## [GOAL]
Locate each line below that includes "badge" and reproduce it.
## BEGIN DATA SECTION
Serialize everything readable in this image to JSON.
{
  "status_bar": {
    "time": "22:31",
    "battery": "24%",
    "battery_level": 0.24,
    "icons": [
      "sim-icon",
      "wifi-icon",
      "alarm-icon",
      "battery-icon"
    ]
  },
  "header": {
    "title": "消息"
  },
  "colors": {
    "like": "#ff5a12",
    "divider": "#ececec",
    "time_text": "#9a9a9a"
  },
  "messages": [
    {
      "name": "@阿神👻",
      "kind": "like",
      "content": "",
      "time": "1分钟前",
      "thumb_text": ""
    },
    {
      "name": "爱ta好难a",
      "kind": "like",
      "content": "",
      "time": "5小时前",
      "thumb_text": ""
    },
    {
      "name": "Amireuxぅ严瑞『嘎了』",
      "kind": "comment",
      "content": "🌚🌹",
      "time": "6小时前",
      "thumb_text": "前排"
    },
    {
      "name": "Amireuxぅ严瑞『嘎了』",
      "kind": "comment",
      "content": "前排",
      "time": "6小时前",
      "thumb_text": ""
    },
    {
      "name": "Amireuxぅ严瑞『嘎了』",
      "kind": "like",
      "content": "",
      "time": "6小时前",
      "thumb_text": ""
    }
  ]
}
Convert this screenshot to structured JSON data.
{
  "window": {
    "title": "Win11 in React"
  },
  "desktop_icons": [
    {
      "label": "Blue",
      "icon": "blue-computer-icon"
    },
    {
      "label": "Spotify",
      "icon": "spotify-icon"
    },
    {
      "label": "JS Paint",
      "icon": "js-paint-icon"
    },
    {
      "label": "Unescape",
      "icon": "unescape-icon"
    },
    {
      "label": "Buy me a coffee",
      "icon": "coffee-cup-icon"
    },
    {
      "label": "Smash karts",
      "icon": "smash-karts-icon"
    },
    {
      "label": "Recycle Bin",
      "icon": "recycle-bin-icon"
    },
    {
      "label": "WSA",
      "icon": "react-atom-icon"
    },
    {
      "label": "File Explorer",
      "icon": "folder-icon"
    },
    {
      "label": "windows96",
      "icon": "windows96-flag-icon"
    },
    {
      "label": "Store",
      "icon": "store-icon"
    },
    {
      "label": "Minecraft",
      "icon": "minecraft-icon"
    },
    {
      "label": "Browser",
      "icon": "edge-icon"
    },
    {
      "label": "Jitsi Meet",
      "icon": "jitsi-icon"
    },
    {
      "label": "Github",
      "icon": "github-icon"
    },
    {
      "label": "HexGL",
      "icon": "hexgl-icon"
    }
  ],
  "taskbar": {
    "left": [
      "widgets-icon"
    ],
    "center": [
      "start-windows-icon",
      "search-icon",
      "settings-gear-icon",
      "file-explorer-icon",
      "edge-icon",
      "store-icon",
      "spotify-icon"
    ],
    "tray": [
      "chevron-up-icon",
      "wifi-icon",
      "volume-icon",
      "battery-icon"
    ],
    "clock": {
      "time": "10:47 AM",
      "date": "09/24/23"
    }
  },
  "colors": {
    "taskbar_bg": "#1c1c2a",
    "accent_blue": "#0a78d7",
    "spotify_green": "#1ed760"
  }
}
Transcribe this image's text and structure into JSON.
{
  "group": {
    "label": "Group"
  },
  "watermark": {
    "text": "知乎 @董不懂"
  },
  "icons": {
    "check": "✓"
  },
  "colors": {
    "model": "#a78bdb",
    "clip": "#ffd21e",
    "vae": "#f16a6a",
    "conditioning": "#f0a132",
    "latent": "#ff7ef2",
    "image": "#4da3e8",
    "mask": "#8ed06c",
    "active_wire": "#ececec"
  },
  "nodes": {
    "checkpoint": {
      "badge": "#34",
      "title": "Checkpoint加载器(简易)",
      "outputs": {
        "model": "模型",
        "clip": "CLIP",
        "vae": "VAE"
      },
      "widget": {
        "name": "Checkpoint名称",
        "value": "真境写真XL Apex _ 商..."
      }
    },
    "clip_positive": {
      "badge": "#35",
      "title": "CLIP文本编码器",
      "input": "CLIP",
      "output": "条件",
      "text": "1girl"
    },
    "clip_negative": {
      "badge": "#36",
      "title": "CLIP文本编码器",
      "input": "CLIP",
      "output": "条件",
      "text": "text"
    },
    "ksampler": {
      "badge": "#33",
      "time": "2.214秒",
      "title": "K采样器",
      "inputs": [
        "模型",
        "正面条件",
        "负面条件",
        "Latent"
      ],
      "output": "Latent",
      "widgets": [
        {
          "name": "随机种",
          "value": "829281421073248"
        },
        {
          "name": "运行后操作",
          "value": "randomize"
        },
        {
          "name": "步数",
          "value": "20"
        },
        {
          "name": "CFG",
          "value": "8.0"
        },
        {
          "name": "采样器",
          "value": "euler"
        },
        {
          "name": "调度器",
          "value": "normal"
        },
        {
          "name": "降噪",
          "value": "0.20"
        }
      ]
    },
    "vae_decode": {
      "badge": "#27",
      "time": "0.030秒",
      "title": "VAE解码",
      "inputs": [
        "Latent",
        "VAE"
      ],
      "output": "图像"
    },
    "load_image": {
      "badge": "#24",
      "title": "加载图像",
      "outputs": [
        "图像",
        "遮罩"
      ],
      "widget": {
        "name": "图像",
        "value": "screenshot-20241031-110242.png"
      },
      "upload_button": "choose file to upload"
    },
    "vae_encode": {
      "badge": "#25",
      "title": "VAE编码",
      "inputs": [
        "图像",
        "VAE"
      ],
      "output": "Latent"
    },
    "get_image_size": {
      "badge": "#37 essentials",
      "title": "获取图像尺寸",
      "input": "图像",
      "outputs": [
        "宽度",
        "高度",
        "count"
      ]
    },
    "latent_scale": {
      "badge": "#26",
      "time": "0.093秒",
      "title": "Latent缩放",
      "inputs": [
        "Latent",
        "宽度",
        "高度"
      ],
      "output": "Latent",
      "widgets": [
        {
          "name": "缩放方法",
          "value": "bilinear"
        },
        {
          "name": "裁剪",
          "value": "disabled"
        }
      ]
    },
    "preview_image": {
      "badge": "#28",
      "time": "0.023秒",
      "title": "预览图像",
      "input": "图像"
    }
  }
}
## END DATA SECTION
## [RESULT]
      "badge": "#34",
      "badge": "#35",
      "badge": "#36",
      "badge": "#33",
      "badge": "#27",
      "badge": "#24",
      "badge": "#25",
      "badge": "#37 essentials",
      "badge": "#26",
      "badge": "#28",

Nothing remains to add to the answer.